++++ The records

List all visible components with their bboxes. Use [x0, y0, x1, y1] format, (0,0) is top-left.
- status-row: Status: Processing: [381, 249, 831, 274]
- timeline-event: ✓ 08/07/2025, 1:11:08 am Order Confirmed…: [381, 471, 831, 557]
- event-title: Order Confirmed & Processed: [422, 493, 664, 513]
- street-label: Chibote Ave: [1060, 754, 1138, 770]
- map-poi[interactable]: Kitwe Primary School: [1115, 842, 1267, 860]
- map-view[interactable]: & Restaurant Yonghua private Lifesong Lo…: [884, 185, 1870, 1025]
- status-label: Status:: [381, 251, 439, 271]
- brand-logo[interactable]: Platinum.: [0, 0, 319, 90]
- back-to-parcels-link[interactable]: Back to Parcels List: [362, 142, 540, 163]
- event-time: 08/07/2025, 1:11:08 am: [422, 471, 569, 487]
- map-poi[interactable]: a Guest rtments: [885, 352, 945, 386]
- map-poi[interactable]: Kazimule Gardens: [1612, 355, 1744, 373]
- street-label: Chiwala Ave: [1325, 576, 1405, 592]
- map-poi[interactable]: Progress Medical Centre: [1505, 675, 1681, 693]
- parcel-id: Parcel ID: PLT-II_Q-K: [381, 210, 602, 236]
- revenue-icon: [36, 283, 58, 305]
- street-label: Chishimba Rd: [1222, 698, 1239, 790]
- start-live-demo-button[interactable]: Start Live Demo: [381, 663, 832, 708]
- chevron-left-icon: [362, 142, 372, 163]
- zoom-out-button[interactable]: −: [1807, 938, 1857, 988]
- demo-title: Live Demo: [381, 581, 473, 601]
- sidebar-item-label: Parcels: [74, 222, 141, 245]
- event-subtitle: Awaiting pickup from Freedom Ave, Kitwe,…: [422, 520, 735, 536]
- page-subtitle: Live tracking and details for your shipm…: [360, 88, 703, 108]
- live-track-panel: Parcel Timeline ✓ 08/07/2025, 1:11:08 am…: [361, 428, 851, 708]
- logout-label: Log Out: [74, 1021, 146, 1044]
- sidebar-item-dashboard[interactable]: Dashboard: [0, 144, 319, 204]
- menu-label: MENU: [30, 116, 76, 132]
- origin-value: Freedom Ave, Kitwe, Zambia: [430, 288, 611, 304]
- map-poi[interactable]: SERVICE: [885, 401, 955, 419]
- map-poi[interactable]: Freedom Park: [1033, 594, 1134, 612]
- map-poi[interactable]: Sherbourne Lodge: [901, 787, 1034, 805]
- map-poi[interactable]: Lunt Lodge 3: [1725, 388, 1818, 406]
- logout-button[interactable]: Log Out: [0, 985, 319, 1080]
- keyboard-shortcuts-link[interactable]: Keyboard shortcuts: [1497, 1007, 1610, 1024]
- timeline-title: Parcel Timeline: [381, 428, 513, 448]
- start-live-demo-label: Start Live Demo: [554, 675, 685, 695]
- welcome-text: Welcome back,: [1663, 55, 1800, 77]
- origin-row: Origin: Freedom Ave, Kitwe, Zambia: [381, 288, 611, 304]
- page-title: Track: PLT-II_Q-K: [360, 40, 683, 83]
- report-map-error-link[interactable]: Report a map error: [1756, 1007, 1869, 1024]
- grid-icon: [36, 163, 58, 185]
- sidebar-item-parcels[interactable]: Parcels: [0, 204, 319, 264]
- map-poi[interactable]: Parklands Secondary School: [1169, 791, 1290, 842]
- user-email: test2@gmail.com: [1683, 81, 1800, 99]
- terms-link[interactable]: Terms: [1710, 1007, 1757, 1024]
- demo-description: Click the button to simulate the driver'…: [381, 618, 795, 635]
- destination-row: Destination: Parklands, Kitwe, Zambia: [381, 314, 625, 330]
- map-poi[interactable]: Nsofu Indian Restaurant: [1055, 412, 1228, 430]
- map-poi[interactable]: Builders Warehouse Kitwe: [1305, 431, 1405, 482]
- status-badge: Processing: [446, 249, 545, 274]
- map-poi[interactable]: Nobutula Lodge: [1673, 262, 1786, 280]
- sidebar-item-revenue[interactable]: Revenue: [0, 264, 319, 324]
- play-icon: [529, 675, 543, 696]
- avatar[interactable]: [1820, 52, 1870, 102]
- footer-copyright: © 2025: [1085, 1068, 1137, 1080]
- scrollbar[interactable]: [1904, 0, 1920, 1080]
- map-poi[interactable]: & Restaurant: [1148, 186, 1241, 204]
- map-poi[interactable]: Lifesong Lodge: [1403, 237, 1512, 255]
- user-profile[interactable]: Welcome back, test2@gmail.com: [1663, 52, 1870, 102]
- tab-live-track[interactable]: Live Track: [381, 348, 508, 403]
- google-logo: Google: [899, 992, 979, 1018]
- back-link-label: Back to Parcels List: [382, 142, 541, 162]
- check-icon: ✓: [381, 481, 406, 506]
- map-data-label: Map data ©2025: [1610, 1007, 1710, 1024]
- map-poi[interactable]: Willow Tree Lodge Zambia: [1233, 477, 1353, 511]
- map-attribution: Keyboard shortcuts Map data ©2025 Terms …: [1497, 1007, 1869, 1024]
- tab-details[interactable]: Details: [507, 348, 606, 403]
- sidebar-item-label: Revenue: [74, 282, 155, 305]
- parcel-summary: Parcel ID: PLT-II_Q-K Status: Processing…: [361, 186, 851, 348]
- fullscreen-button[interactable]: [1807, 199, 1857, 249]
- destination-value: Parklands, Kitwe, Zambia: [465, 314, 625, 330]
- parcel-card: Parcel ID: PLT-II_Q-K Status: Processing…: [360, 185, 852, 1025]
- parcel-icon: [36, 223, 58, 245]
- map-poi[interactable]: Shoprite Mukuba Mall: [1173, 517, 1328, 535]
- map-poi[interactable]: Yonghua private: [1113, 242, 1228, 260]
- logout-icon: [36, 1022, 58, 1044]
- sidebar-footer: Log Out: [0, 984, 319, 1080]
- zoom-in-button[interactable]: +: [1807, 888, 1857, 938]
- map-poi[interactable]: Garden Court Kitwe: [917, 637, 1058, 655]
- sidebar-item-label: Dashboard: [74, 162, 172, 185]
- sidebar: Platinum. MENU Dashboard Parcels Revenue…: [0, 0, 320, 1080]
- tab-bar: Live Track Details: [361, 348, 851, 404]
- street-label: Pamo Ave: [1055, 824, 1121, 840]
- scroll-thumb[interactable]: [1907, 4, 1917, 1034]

++++++++

**Work required**: Reproduce every line of the records above verbatim, changing nothing.

**Response**:
List all visible components with their bboxes. Use [x0, y0, x1, y1] format, (0,0) is top-left.
- status-row: Status: Processing: [381, 249, 831, 274]
- timeline-event: ✓ 08/07/2025, 1:11:08 am Order Confirmed…: [381, 471, 831, 557]
- event-title: Order Confirmed & Processed: [422, 493, 664, 513]
- street-label: Chibote Ave: [1060, 754, 1138, 770]
- map-poi[interactable]: Kitwe Primary School: [1115, 842, 1267, 860]
- map-view[interactable]: & Restaurant Yonghua private Lifesong Lo…: [884, 185, 1870, 1025]
- status-label: Status:: [381, 251, 439, 271]
- brand-logo[interactable]: Platinum.: [0, 0, 319, 90]
- back-to-parcels-link[interactable]: Back to Parcels List: [362, 142, 540, 163]
- event-time: 08/07/2025, 1:11:08 am: [422, 471, 569, 487]
- map-poi[interactable]: a Guest rtments: [885, 352, 945, 386]
- map-poi[interactable]: Kazimule Gardens: [1612, 355, 1744, 373]
- street-label: Chiwala Ave: [1325, 576, 1405, 592]
- map-poi[interactable]: Progress Medical Centre: [1505, 675, 1681, 693]
- parcel-id: Parcel ID: PLT-II_Q-K: [381, 210, 602, 236]
- revenue-icon: [36, 283, 58, 305]
- street-label: Chishimba Rd: [1222, 698, 1239, 790]
- start-live-demo-button[interactable]: Start Live Demo: [381, 663, 832, 708]
- chevron-left-icon: [362, 142, 372, 163]
- zoom-out-button[interactable]: −: [1807, 938, 1857, 988]
- demo-title: Live Demo: [381, 581, 473, 601]
- sidebar-item-label: Parcels: [74, 222, 141, 245]
- event-subtitle: Awaiting pickup from Freedom Ave, Kitwe,…: [422, 520, 735, 536]
- page-subtitle: Live tracking and details for your shipm…: [360, 88, 703, 108]
- live-track-panel: Parcel Timeline ✓ 08/07/2025, 1:11:08 am…: [361, 428, 851, 708]
- logout-label: Log Out: [74, 1021, 146, 1044]
- sidebar-item-dashboard[interactable]: Dashboard: [0, 144, 319, 204]
- menu-label: MENU: [30, 116, 76, 132]
- origin-value: Freedom Ave, Kitwe, Zambia: [430, 288, 611, 304]
- map-poi[interactable]: SERVICE: [885, 401, 955, 419]
- map-poi[interactable]: Freedom Park: [1033, 594, 1134, 612]
- map-poi[interactable]: Sherbourne Lodge: [901, 787, 1034, 805]
- map-poi[interactable]: Lunt Lodge 3: [1725, 388, 1818, 406]
- logout-button[interactable]: Log Out: [0, 985, 319, 1080]
- keyboard-shortcuts-link[interactable]: Keyboard shortcuts: [1497, 1007, 1610, 1024]
- timeline-title: Parcel Timeline: [381, 428, 513, 448]
- start-live-demo-label: Start Live Demo: [554, 675, 685, 695]
- welcome-text: Welcome back,: [1663, 55, 1800, 77]
- origin-row: Origin: Freedom Ave, Kitwe, Zambia: [381, 288, 611, 304]
- page-title: Track: PLT-II_Q-K: [360, 40, 683, 83]
- report-map-error-link[interactable]: Report a map error: [1756, 1007, 1869, 1024]
- grid-icon: [36, 163, 58, 185]
- sidebar-item-parcels[interactable]: Parcels: [0, 204, 319, 264]
- map-poi[interactable]: Parklands Secondary School: [1169, 791, 1290, 842]
- user-email: test2@gmail.com: [1683, 81, 1800, 99]
- terms-link[interactable]: Terms: [1710, 1007, 1757, 1024]
- demo-description: Click the button to simulate the driver'…: [381, 618, 795, 635]
- destination-row: Destination: Parklands, Kitwe, Zambia: [381, 314, 625, 330]
- map-poi[interactable]: Nsofu Indian Restaurant: [1055, 412, 1228, 430]
- map-poi[interactable]: Builders Warehouse Kitwe: [1305, 431, 1405, 482]
- status-badge: Processing: [446, 249, 545, 274]
- map-poi[interactable]: Nobutula Lodge: [1673, 262, 1786, 280]
- sidebar-item-revenue[interactable]: Revenue: [0, 264, 319, 324]
- play-icon: [529, 675, 543, 696]
- avatar[interactable]: [1820, 52, 1870, 102]
- footer-copyright: © 2025: [1085, 1068, 1137, 1080]
- scrollbar[interactable]: [1904, 0, 1920, 1080]
- map-poi[interactable]: & Restaurant: [1148, 186, 1241, 204]
- map-poi[interactable]: Lifesong Lodge: [1403, 237, 1512, 255]
- user-profile[interactable]: Welcome back, test2@gmail.com: [1663, 52, 1870, 102]
- tab-live-track[interactable]: Live Track: [381, 348, 508, 403]
- google-logo: Google: [899, 992, 979, 1018]
- back-link-label: Back to Parcels List: [382, 142, 541, 162]
- check-icon: ✓: [381, 481, 406, 506]
- map-data-label: Map data ©2025: [1610, 1007, 1710, 1024]
- map-poi[interactable]: Willow Tree Lodge Zambia: [1233, 477, 1353, 511]
- map-attribution: Keyboard shortcuts Map data ©2025 Terms …: [1497, 1007, 1869, 1024]
- tab-details[interactable]: Details: [507, 348, 606, 403]
- sidebar-item-label: Revenue: [74, 282, 155, 305]
- parcel-summary: Parcel ID: PLT-II_Q-K Status: Processing…: [361, 186, 851, 348]
- fullscreen-button[interactable]: [1807, 199, 1857, 249]
- destination-value: Parklands, Kitwe, Zambia: [465, 314, 625, 330]
- parcel-card: Parcel ID: PLT-II_Q-K Status: Processing…: [360, 185, 852, 1025]
- parcel-icon: [36, 223, 58, 245]
- map-poi[interactable]: Shoprite Mukuba Mall: [1173, 517, 1328, 535]
- map-poi[interactable]: Yonghua private: [1113, 242, 1228, 260]
- logout-icon: [36, 1022, 58, 1044]
- sidebar-footer: Log Out: [0, 984, 319, 1080]
- zoom-in-button[interactable]: +: [1807, 888, 1857, 938]
- map-poi[interactable]: Garden Court Kitwe: [917, 637, 1058, 655]
- sidebar-item-label: Dashboard: [74, 162, 172, 185]
- sidebar: Platinum. MENU Dashboard Parcels Revenue…: [0, 0, 320, 1080]
- tab-bar: Live Track Details: [361, 348, 851, 404]
- street-label: Pamo Ave: [1055, 824, 1121, 840]
- scroll-thumb[interactable]: [1907, 4, 1917, 1034]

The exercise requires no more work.